**Set exercise:** What is the number of lines holding the word "here"? Write that number and nothing else.

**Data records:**
-------------------------
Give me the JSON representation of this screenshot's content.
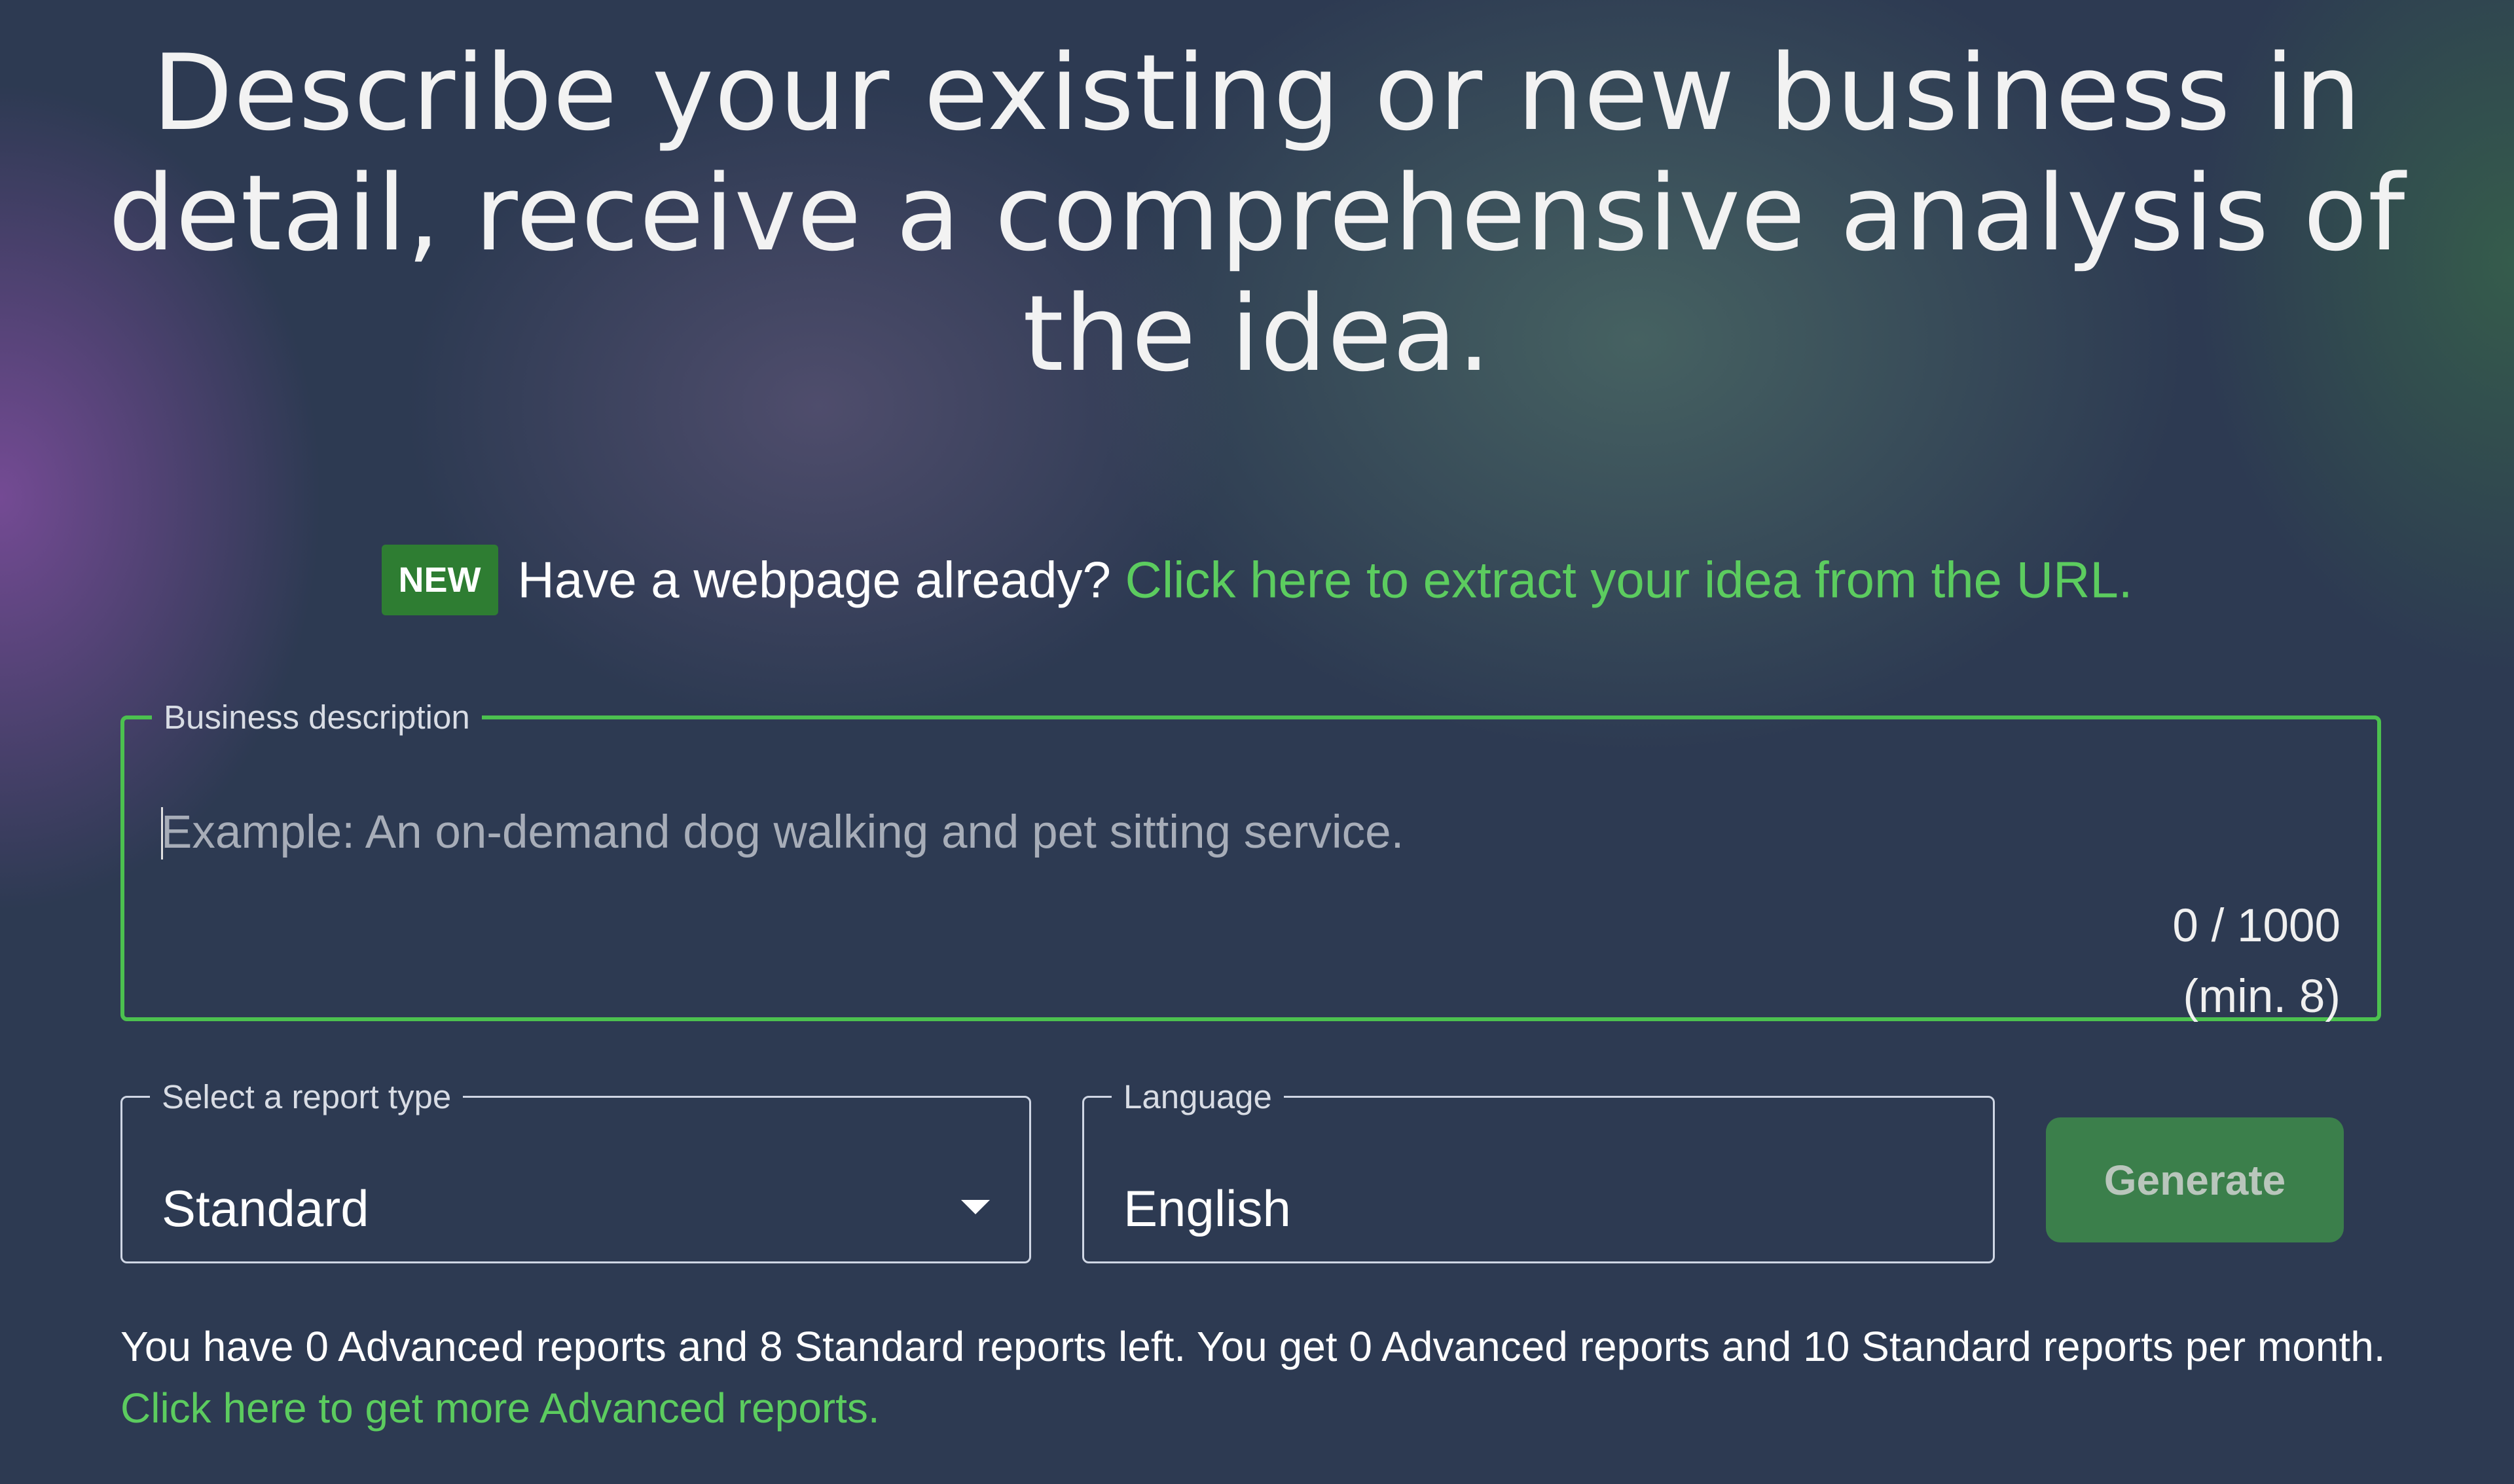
{
  "heading": "Describe your existing or new business in detail, receive a comprehensive analysis of the idea.",
  "promo": {
    "badge": "NEW",
    "text": "Have a webpage already?",
    "link": "Click here to extract your idea from the URL."
  },
  "description": {
    "label": "Business description",
    "placeholder": "Example: An on-demand dog walking and pet sitting service.",
    "counter": "0 / 1000",
    "min": "(min. 8)"
  },
  "report_type": {
    "label": "Select a report type",
    "value": "Standard"
  },
  "language": {
    "label": "Language",
    "value": "English"
  },
  "generate_label": "Generate",
  "footer": {
    "text": "You have 0 Advanced reports and 8 Standard reports left. You get 0 Advanced reports and 10 Standard reports per month.",
    "link": "Click here to get more Advanced reports."
  },
  "colors": {
    "accent": "#4cc14f",
    "background": "#2d3a52",
    "button": "#3b7f4b"
  }
}
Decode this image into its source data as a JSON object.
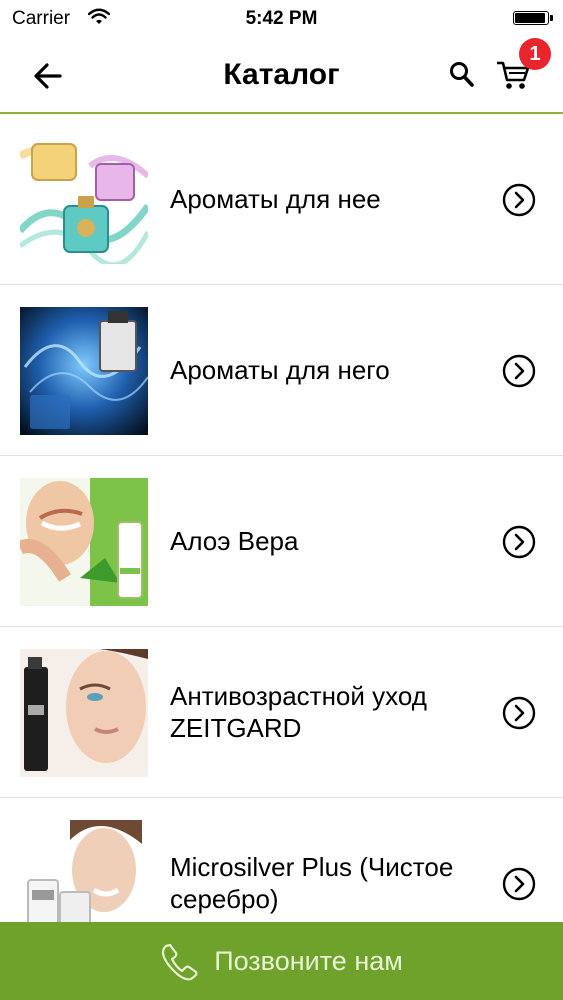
{
  "status_bar": {
    "carrier": "Carrier",
    "time": "5:42 PM"
  },
  "nav": {
    "title": "Каталог",
    "cart_count": "1"
  },
  "catalog": {
    "items": [
      {
        "label": "Ароматы для нее"
      },
      {
        "label": "Ароматы для него"
      },
      {
        "label": "Алоэ Вера"
      },
      {
        "label": "Антивозрастной уход ZEITGARD"
      },
      {
        "label": "Microsilver Plus (Чистое серебро)"
      }
    ]
  },
  "footer": {
    "call_label": "Позвоните нам"
  },
  "colors": {
    "accent_green": "#6ea22a",
    "badge_red": "#e8242c",
    "divider_green": "#8db33a"
  }
}
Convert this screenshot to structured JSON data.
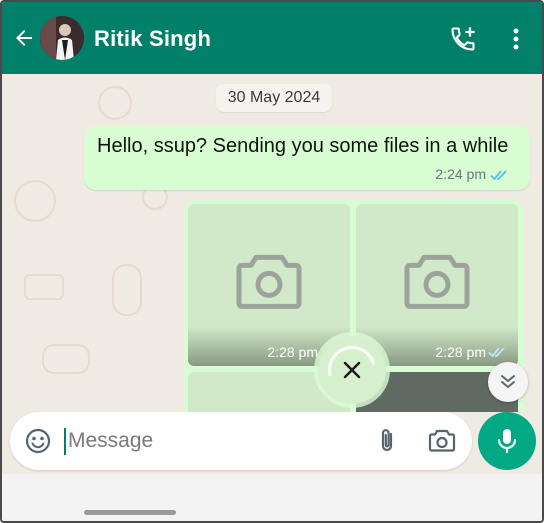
{
  "header": {
    "contact_name": "Ritik Singh",
    "back_icon": "arrow-left-icon",
    "call_icon": "add-call-icon",
    "menu_icon": "more-vertical-icon",
    "bar_color": "#008069"
  },
  "chat": {
    "date_chip": "30 May 2024",
    "messages": [
      {
        "text": "Hello, ssup? Sending you some files in a while",
        "time": "2:24 pm",
        "status": "read"
      }
    ],
    "media_group": {
      "items": [
        {
          "time": "2:28 pm",
          "icon": "camera-icon"
        },
        {
          "time": "2:28 pm",
          "icon": "camera-icon",
          "status": "sent"
        }
      ],
      "upload_icon": "close-icon"
    },
    "scroll_down_icon": "double-chevron-down-icon",
    "bubble_color": "#d9fdd3",
    "read_tick_color": "#53bdeb"
  },
  "composer": {
    "placeholder": "Message",
    "emoji_icon": "emoji-icon",
    "attach_icon": "paperclip-icon",
    "camera_icon": "camera-icon",
    "mic_icon": "mic-icon",
    "mic_color": "#00a884"
  }
}
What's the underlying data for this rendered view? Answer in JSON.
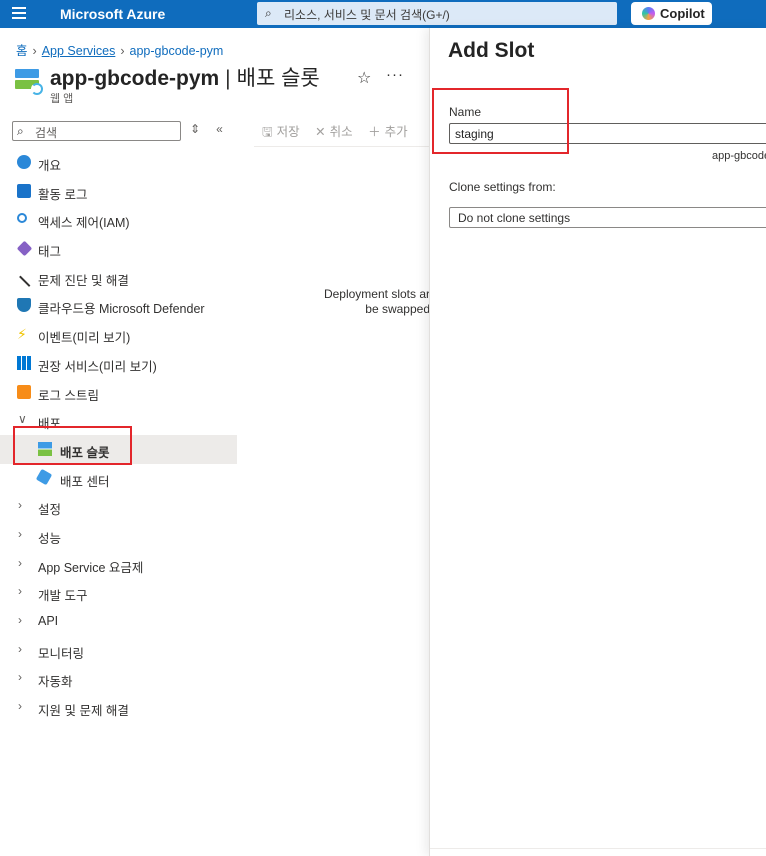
-------------------------
**Task solution:** 2